━━━ Given entries
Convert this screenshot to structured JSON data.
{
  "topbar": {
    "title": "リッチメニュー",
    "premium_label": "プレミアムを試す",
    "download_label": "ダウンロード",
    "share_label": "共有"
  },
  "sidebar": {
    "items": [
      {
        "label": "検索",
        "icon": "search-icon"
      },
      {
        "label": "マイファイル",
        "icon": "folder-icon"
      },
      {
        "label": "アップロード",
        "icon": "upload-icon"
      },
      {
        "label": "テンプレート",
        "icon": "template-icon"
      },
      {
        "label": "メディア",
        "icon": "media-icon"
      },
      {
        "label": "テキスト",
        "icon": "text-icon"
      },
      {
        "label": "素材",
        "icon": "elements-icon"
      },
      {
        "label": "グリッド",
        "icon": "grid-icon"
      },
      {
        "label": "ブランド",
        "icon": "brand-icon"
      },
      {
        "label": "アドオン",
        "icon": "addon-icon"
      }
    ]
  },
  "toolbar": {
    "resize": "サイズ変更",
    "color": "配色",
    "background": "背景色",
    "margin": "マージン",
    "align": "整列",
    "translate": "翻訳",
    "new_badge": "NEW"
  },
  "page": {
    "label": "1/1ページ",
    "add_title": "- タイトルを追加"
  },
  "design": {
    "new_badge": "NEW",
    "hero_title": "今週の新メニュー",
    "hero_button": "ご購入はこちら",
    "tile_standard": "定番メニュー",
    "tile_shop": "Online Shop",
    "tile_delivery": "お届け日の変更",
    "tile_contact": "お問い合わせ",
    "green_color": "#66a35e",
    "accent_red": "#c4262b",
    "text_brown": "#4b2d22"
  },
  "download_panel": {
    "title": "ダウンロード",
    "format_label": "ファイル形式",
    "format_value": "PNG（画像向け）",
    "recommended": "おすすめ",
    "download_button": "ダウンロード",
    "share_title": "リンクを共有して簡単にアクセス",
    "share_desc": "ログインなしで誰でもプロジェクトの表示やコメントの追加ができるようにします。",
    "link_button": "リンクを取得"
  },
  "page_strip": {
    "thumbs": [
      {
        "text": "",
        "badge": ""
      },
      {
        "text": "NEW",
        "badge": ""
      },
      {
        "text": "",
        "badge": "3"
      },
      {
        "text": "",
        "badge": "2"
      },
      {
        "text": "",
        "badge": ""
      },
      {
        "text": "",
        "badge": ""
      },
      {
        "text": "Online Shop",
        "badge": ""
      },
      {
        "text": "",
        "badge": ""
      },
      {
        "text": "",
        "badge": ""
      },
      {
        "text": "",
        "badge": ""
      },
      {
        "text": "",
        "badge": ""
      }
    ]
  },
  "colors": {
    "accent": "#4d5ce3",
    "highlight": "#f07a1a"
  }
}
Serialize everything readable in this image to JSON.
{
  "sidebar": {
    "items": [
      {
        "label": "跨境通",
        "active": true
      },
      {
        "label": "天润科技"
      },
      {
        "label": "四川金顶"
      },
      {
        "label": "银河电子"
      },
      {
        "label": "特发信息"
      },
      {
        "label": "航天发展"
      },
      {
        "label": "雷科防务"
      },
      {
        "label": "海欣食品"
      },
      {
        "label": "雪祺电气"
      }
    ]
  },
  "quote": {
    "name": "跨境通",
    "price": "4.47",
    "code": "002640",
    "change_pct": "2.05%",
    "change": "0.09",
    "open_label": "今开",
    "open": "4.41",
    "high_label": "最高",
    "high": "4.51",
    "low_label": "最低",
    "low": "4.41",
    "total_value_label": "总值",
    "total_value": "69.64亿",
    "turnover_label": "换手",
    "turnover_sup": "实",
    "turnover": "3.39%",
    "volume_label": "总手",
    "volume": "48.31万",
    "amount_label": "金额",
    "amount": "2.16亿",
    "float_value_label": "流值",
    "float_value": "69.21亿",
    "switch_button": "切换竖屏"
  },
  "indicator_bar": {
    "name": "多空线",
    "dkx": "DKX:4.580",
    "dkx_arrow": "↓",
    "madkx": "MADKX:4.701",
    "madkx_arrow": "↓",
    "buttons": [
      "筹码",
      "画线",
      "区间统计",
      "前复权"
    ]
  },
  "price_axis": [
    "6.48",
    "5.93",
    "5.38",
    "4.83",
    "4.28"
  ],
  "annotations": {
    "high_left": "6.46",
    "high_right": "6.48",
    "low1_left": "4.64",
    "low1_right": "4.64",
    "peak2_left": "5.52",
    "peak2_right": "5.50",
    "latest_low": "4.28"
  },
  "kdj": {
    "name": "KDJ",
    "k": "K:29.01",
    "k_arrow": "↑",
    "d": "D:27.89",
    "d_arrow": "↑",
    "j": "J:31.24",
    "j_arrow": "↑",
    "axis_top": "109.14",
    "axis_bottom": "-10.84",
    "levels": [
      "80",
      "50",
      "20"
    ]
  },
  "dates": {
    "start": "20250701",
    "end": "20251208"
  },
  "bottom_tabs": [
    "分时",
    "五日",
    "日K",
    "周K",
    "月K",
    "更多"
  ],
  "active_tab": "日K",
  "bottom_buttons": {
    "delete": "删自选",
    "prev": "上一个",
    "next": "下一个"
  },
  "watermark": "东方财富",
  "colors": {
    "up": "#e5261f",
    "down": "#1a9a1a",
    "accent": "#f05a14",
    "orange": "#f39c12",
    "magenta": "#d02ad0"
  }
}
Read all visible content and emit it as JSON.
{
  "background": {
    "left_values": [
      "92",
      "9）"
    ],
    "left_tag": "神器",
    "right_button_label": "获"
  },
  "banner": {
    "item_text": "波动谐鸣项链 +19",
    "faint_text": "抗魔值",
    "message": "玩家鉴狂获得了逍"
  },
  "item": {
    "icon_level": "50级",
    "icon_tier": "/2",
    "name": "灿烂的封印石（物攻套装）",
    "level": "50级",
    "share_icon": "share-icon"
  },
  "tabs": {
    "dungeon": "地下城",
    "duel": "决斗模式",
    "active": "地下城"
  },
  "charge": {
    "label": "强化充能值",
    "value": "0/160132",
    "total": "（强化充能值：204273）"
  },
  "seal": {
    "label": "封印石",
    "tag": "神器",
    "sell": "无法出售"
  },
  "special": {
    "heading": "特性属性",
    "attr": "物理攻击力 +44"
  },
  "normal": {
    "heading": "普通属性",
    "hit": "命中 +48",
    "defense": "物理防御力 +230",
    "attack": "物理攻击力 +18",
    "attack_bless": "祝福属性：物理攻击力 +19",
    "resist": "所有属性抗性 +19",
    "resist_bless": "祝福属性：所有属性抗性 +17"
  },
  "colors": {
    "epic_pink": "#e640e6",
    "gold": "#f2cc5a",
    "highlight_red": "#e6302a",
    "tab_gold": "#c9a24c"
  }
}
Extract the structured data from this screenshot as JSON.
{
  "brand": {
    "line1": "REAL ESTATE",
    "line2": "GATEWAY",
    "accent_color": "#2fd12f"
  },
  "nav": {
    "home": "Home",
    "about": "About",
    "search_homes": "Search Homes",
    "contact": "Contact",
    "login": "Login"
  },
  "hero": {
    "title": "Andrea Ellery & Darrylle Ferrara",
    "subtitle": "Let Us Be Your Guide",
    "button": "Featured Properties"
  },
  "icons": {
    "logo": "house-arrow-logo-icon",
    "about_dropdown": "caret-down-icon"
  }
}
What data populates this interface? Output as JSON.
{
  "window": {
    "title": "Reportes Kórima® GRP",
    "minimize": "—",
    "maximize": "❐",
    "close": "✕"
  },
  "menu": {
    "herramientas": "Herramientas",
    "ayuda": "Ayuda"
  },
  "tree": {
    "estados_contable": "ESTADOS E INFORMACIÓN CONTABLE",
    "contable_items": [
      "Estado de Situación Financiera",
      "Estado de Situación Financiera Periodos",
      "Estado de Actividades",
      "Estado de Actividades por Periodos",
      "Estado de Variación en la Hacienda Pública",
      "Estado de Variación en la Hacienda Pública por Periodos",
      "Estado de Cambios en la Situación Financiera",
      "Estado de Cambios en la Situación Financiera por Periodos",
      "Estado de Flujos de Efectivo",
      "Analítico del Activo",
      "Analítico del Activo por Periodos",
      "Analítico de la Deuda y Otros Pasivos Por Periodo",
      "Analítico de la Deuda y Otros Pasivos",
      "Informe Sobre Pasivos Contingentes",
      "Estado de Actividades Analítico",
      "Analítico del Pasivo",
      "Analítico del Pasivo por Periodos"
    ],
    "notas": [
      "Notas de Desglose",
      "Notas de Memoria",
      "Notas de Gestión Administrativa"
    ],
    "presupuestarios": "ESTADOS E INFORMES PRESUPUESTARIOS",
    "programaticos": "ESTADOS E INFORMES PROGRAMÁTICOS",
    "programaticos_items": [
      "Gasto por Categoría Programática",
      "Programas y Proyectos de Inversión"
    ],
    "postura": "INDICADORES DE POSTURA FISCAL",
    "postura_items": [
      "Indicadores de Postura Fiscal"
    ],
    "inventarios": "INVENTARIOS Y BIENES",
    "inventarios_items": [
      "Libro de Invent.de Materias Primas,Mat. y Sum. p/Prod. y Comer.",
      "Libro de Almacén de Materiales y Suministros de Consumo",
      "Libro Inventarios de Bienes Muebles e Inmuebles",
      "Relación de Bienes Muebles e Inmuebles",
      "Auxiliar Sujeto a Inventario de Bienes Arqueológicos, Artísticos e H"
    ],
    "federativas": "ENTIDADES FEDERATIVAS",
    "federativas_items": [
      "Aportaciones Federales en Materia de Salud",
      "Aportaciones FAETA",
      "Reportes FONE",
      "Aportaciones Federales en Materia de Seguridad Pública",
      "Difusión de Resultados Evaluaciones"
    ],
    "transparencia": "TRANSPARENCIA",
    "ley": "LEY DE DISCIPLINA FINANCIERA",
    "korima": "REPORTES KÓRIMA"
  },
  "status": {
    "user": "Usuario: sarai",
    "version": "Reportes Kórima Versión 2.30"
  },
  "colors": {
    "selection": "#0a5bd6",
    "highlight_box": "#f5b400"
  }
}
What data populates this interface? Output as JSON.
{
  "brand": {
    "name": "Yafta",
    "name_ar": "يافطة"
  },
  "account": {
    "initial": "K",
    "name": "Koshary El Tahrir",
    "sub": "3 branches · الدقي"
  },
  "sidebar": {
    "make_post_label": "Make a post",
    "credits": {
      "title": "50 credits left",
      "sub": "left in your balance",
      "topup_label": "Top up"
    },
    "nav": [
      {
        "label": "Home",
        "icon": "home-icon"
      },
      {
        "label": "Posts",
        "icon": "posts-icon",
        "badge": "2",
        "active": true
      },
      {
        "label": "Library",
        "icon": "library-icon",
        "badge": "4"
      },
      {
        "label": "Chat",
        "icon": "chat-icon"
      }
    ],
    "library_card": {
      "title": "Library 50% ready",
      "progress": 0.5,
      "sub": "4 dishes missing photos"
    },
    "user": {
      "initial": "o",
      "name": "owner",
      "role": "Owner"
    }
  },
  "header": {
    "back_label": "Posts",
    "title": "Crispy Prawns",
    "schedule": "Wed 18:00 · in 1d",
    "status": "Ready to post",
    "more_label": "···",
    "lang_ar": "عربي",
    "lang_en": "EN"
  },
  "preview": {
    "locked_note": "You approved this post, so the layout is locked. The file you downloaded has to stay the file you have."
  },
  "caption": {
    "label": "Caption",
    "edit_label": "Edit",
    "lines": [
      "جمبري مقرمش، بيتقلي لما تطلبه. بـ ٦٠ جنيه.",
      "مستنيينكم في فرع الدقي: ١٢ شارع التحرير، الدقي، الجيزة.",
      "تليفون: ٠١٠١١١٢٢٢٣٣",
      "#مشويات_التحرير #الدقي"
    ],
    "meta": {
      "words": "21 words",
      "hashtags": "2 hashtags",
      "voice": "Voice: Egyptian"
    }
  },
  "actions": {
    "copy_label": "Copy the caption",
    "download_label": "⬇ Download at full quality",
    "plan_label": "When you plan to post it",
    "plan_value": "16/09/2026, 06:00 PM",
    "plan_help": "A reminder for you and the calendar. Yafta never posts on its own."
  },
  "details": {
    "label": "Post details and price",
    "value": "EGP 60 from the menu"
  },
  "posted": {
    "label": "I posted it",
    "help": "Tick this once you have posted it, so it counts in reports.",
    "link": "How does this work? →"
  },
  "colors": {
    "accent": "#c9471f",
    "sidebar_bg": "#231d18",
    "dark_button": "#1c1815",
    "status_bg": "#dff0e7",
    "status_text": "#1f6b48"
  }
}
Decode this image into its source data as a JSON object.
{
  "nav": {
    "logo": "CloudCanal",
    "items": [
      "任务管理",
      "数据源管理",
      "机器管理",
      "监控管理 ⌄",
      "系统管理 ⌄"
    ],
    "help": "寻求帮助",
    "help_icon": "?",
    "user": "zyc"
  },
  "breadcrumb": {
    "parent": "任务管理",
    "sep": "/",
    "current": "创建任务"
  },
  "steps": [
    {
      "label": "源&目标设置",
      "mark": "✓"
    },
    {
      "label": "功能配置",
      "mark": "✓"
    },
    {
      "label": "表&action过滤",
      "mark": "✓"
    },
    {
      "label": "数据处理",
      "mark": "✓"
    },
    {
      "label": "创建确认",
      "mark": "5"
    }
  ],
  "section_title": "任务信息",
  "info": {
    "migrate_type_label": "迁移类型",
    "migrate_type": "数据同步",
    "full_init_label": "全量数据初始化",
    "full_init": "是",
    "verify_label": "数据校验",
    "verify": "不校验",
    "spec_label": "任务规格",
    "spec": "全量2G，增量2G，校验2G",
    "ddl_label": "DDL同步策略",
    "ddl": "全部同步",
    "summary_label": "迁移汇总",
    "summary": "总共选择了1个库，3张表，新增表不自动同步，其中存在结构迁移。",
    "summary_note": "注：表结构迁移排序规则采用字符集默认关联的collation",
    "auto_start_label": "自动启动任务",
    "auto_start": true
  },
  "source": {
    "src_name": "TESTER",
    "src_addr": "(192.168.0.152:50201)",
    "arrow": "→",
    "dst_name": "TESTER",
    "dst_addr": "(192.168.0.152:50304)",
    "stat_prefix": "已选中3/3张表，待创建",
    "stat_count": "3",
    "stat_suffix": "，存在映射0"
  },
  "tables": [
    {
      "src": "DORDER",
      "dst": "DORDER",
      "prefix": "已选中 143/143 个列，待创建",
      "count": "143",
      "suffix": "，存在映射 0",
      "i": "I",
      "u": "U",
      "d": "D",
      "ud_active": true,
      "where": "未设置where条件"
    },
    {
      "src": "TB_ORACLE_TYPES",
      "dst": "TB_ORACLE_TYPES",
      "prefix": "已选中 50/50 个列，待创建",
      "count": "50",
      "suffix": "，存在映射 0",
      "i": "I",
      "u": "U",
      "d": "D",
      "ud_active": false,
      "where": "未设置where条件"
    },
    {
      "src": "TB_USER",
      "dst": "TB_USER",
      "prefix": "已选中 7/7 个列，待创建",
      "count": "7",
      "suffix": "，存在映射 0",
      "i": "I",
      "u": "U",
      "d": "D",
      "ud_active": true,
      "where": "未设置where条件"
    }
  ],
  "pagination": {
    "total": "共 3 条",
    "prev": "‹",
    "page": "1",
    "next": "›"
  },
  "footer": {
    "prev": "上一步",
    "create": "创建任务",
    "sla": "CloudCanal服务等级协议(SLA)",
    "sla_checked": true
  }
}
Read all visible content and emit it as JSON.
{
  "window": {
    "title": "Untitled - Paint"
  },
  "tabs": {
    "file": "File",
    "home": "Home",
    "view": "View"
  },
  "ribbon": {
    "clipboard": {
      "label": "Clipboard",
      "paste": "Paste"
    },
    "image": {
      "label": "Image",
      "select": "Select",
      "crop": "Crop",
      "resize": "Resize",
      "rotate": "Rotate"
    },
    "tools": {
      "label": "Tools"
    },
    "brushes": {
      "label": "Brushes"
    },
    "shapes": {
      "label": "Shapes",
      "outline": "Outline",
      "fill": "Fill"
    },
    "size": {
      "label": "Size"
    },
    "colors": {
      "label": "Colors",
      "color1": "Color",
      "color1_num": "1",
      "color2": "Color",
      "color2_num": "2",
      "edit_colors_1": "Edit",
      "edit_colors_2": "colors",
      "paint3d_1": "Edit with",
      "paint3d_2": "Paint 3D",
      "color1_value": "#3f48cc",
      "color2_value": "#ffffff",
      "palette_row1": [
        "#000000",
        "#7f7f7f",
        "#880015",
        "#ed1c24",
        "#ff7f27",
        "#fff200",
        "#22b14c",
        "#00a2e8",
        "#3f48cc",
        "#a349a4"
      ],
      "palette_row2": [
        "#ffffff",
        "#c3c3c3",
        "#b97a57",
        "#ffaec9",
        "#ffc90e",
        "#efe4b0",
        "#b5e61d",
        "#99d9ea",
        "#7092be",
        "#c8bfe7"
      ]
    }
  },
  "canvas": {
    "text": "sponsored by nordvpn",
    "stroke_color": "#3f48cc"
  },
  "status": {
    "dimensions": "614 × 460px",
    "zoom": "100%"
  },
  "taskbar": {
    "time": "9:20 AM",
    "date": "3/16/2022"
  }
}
━━━━━━
Task to carry out:
Return each line in the records that holds the string "Cambios".

Answer to the task:
      "Estado de Cambios en la Situación Financiera",
      "Estado de Cambios en la Situación Financiera por Periodos",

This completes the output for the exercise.